— START —

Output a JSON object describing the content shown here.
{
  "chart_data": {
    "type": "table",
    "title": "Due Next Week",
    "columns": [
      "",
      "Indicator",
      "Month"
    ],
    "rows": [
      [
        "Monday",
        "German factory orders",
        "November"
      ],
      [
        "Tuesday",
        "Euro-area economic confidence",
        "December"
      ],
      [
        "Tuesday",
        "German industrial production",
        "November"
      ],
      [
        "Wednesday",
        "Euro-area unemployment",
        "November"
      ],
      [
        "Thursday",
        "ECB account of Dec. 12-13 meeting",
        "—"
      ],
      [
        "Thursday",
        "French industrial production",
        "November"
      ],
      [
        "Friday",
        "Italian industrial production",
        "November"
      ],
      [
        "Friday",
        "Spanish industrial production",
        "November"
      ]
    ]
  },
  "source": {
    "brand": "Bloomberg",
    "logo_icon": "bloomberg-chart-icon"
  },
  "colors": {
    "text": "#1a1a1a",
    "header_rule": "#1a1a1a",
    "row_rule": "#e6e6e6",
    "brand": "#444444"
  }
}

— END —

**The task**
Please output every record, keeping each line exact.

**Output of the exercise**
Output a JSON object describing the content shown here.
{
  "chart_data": {
    "type": "table",
    "title": "Due Next Week",
    "columns": [
      "",
      "Indicator",
      "Month"
    ],
    "rows": [
      [
        "Monday",
        "German factory orders",
        "November"
      ],
      [
        "Tuesday",
        "Euro-area economic confidence",
        "December"
      ],
      [
        "Tuesday",
        "German industrial production",
        "November"
      ],
      [
        "Wednesday",
        "Euro-area unemployment",
        "November"
      ],
      [
        "Thursday",
        "ECB account of Dec. 12-13 meeting",
        "—"
      ],
      [
        "Thursday",
        "French industrial production",
        "November"
      ],
      [
        "Friday",
        "Italian industrial production",
        "November"
      ],
      [
        "Friday",
        "Spanish industrial production",
        "November"
      ]
    ]
  },
  "source": {
    "brand": "Bloomberg",
    "logo_icon": "bloomberg-chart-icon"
  },
  "colors": {
    "text": "#1a1a1a",
    "header_rule": "#1a1a1a",
    "row_rule": "#e6e6e6",
    "brand": "#444444"
  }
}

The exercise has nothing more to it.